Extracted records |

=====

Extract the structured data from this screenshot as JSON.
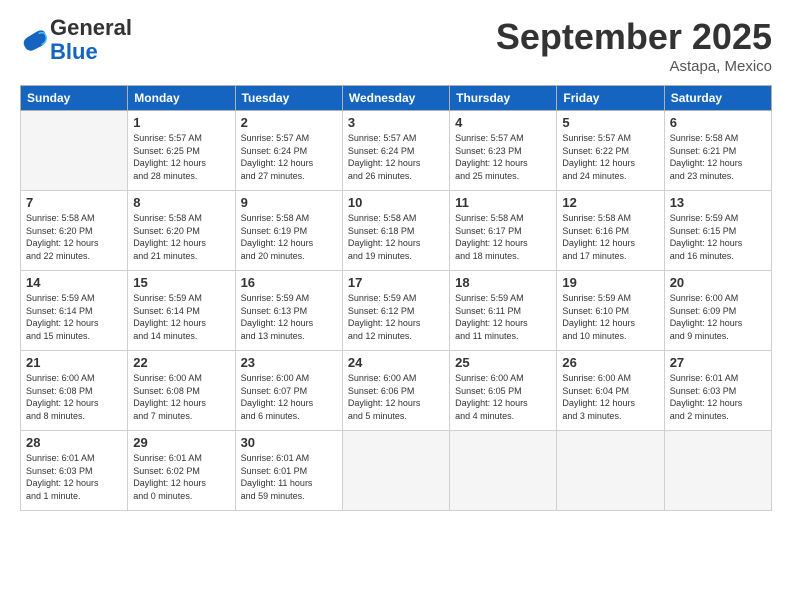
{
  "logo": {
    "general": "General",
    "blue": "Blue"
  },
  "header": {
    "month": "September 2025",
    "location": "Astapa, Mexico"
  },
  "weekdays": [
    "Sunday",
    "Monday",
    "Tuesday",
    "Wednesday",
    "Thursday",
    "Friday",
    "Saturday"
  ],
  "weeks": [
    [
      {
        "day": "",
        "info": ""
      },
      {
        "day": "1",
        "info": "Sunrise: 5:57 AM\nSunset: 6:25 PM\nDaylight: 12 hours\nand 28 minutes."
      },
      {
        "day": "2",
        "info": "Sunrise: 5:57 AM\nSunset: 6:24 PM\nDaylight: 12 hours\nand 27 minutes."
      },
      {
        "day": "3",
        "info": "Sunrise: 5:57 AM\nSunset: 6:24 PM\nDaylight: 12 hours\nand 26 minutes."
      },
      {
        "day": "4",
        "info": "Sunrise: 5:57 AM\nSunset: 6:23 PM\nDaylight: 12 hours\nand 25 minutes."
      },
      {
        "day": "5",
        "info": "Sunrise: 5:57 AM\nSunset: 6:22 PM\nDaylight: 12 hours\nand 24 minutes."
      },
      {
        "day": "6",
        "info": "Sunrise: 5:58 AM\nSunset: 6:21 PM\nDaylight: 12 hours\nand 23 minutes."
      }
    ],
    [
      {
        "day": "7",
        "info": "Sunrise: 5:58 AM\nSunset: 6:20 PM\nDaylight: 12 hours\nand 22 minutes."
      },
      {
        "day": "8",
        "info": "Sunrise: 5:58 AM\nSunset: 6:20 PM\nDaylight: 12 hours\nand 21 minutes."
      },
      {
        "day": "9",
        "info": "Sunrise: 5:58 AM\nSunset: 6:19 PM\nDaylight: 12 hours\nand 20 minutes."
      },
      {
        "day": "10",
        "info": "Sunrise: 5:58 AM\nSunset: 6:18 PM\nDaylight: 12 hours\nand 19 minutes."
      },
      {
        "day": "11",
        "info": "Sunrise: 5:58 AM\nSunset: 6:17 PM\nDaylight: 12 hours\nand 18 minutes."
      },
      {
        "day": "12",
        "info": "Sunrise: 5:58 AM\nSunset: 6:16 PM\nDaylight: 12 hours\nand 17 minutes."
      },
      {
        "day": "13",
        "info": "Sunrise: 5:59 AM\nSunset: 6:15 PM\nDaylight: 12 hours\nand 16 minutes."
      }
    ],
    [
      {
        "day": "14",
        "info": "Sunrise: 5:59 AM\nSunset: 6:14 PM\nDaylight: 12 hours\nand 15 minutes."
      },
      {
        "day": "15",
        "info": "Sunrise: 5:59 AM\nSunset: 6:14 PM\nDaylight: 12 hours\nand 14 minutes."
      },
      {
        "day": "16",
        "info": "Sunrise: 5:59 AM\nSunset: 6:13 PM\nDaylight: 12 hours\nand 13 minutes."
      },
      {
        "day": "17",
        "info": "Sunrise: 5:59 AM\nSunset: 6:12 PM\nDaylight: 12 hours\nand 12 minutes."
      },
      {
        "day": "18",
        "info": "Sunrise: 5:59 AM\nSunset: 6:11 PM\nDaylight: 12 hours\nand 11 minutes."
      },
      {
        "day": "19",
        "info": "Sunrise: 5:59 AM\nSunset: 6:10 PM\nDaylight: 12 hours\nand 10 minutes."
      },
      {
        "day": "20",
        "info": "Sunrise: 6:00 AM\nSunset: 6:09 PM\nDaylight: 12 hours\nand 9 minutes."
      }
    ],
    [
      {
        "day": "21",
        "info": "Sunrise: 6:00 AM\nSunset: 6:08 PM\nDaylight: 12 hours\nand 8 minutes."
      },
      {
        "day": "22",
        "info": "Sunrise: 6:00 AM\nSunset: 6:08 PM\nDaylight: 12 hours\nand 7 minutes."
      },
      {
        "day": "23",
        "info": "Sunrise: 6:00 AM\nSunset: 6:07 PM\nDaylight: 12 hours\nand 6 minutes."
      },
      {
        "day": "24",
        "info": "Sunrise: 6:00 AM\nSunset: 6:06 PM\nDaylight: 12 hours\nand 5 minutes."
      },
      {
        "day": "25",
        "info": "Sunrise: 6:00 AM\nSunset: 6:05 PM\nDaylight: 12 hours\nand 4 minutes."
      },
      {
        "day": "26",
        "info": "Sunrise: 6:00 AM\nSunset: 6:04 PM\nDaylight: 12 hours\nand 3 minutes."
      },
      {
        "day": "27",
        "info": "Sunrise: 6:01 AM\nSunset: 6:03 PM\nDaylight: 12 hours\nand 2 minutes."
      }
    ],
    [
      {
        "day": "28",
        "info": "Sunrise: 6:01 AM\nSunset: 6:03 PM\nDaylight: 12 hours\nand 1 minute."
      },
      {
        "day": "29",
        "info": "Sunrise: 6:01 AM\nSunset: 6:02 PM\nDaylight: 12 hours\nand 0 minutes."
      },
      {
        "day": "30",
        "info": "Sunrise: 6:01 AM\nSunset: 6:01 PM\nDaylight: 11 hours\nand 59 minutes."
      },
      {
        "day": "",
        "info": ""
      },
      {
        "day": "",
        "info": ""
      },
      {
        "day": "",
        "info": ""
      },
      {
        "day": "",
        "info": ""
      }
    ]
  ]
}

=====

THE TASK |
Quote every entry exactly, with the pictures omitted.

RESULT FOR THIS EXERCISE |
Extract the structured data from this screenshot as JSON.
{
  "logo": {
    "general": "General",
    "blue": "Blue"
  },
  "header": {
    "month": "September 2025",
    "location": "Astapa, Mexico"
  },
  "weekdays": [
    "Sunday",
    "Monday",
    "Tuesday",
    "Wednesday",
    "Thursday",
    "Friday",
    "Saturday"
  ],
  "weeks": [
    [
      {
        "day": "",
        "info": ""
      },
      {
        "day": "1",
        "info": "Sunrise: 5:57 AM\nSunset: 6:25 PM\nDaylight: 12 hours\nand 28 minutes."
      },
      {
        "day": "2",
        "info": "Sunrise: 5:57 AM\nSunset: 6:24 PM\nDaylight: 12 hours\nand 27 minutes."
      },
      {
        "day": "3",
        "info": "Sunrise: 5:57 AM\nSunset: 6:24 PM\nDaylight: 12 hours\nand 26 minutes."
      },
      {
        "day": "4",
        "info": "Sunrise: 5:57 AM\nSunset: 6:23 PM\nDaylight: 12 hours\nand 25 minutes."
      },
      {
        "day": "5",
        "info": "Sunrise: 5:57 AM\nSunset: 6:22 PM\nDaylight: 12 hours\nand 24 minutes."
      },
      {
        "day": "6",
        "info": "Sunrise: 5:58 AM\nSunset: 6:21 PM\nDaylight: 12 hours\nand 23 minutes."
      }
    ],
    [
      {
        "day": "7",
        "info": "Sunrise: 5:58 AM\nSunset: 6:20 PM\nDaylight: 12 hours\nand 22 minutes."
      },
      {
        "day": "8",
        "info": "Sunrise: 5:58 AM\nSunset: 6:20 PM\nDaylight: 12 hours\nand 21 minutes."
      },
      {
        "day": "9",
        "info": "Sunrise: 5:58 AM\nSunset: 6:19 PM\nDaylight: 12 hours\nand 20 minutes."
      },
      {
        "day": "10",
        "info": "Sunrise: 5:58 AM\nSunset: 6:18 PM\nDaylight: 12 hours\nand 19 minutes."
      },
      {
        "day": "11",
        "info": "Sunrise: 5:58 AM\nSunset: 6:17 PM\nDaylight: 12 hours\nand 18 minutes."
      },
      {
        "day": "12",
        "info": "Sunrise: 5:58 AM\nSunset: 6:16 PM\nDaylight: 12 hours\nand 17 minutes."
      },
      {
        "day": "13",
        "info": "Sunrise: 5:59 AM\nSunset: 6:15 PM\nDaylight: 12 hours\nand 16 minutes."
      }
    ],
    [
      {
        "day": "14",
        "info": "Sunrise: 5:59 AM\nSunset: 6:14 PM\nDaylight: 12 hours\nand 15 minutes."
      },
      {
        "day": "15",
        "info": "Sunrise: 5:59 AM\nSunset: 6:14 PM\nDaylight: 12 hours\nand 14 minutes."
      },
      {
        "day": "16",
        "info": "Sunrise: 5:59 AM\nSunset: 6:13 PM\nDaylight: 12 hours\nand 13 minutes."
      },
      {
        "day": "17",
        "info": "Sunrise: 5:59 AM\nSunset: 6:12 PM\nDaylight: 12 hours\nand 12 minutes."
      },
      {
        "day": "18",
        "info": "Sunrise: 5:59 AM\nSunset: 6:11 PM\nDaylight: 12 hours\nand 11 minutes."
      },
      {
        "day": "19",
        "info": "Sunrise: 5:59 AM\nSunset: 6:10 PM\nDaylight: 12 hours\nand 10 minutes."
      },
      {
        "day": "20",
        "info": "Sunrise: 6:00 AM\nSunset: 6:09 PM\nDaylight: 12 hours\nand 9 minutes."
      }
    ],
    [
      {
        "day": "21",
        "info": "Sunrise: 6:00 AM\nSunset: 6:08 PM\nDaylight: 12 hours\nand 8 minutes."
      },
      {
        "day": "22",
        "info": "Sunrise: 6:00 AM\nSunset: 6:08 PM\nDaylight: 12 hours\nand 7 minutes."
      },
      {
        "day": "23",
        "info": "Sunrise: 6:00 AM\nSunset: 6:07 PM\nDaylight: 12 hours\nand 6 minutes."
      },
      {
        "day": "24",
        "info": "Sunrise: 6:00 AM\nSunset: 6:06 PM\nDaylight: 12 hours\nand 5 minutes."
      },
      {
        "day": "25",
        "info": "Sunrise: 6:00 AM\nSunset: 6:05 PM\nDaylight: 12 hours\nand 4 minutes."
      },
      {
        "day": "26",
        "info": "Sunrise: 6:00 AM\nSunset: 6:04 PM\nDaylight: 12 hours\nand 3 minutes."
      },
      {
        "day": "27",
        "info": "Sunrise: 6:01 AM\nSunset: 6:03 PM\nDaylight: 12 hours\nand 2 minutes."
      }
    ],
    [
      {
        "day": "28",
        "info": "Sunrise: 6:01 AM\nSunset: 6:03 PM\nDaylight: 12 hours\nand 1 minute."
      },
      {
        "day": "29",
        "info": "Sunrise: 6:01 AM\nSunset: 6:02 PM\nDaylight: 12 hours\nand 0 minutes."
      },
      {
        "day": "30",
        "info": "Sunrise: 6:01 AM\nSunset: 6:01 PM\nDaylight: 11 hours\nand 59 minutes."
      },
      {
        "day": "",
        "info": ""
      },
      {
        "day": "",
        "info": ""
      },
      {
        "day": "",
        "info": ""
      },
      {
        "day": "",
        "info": ""
      }
    ]
  ]
}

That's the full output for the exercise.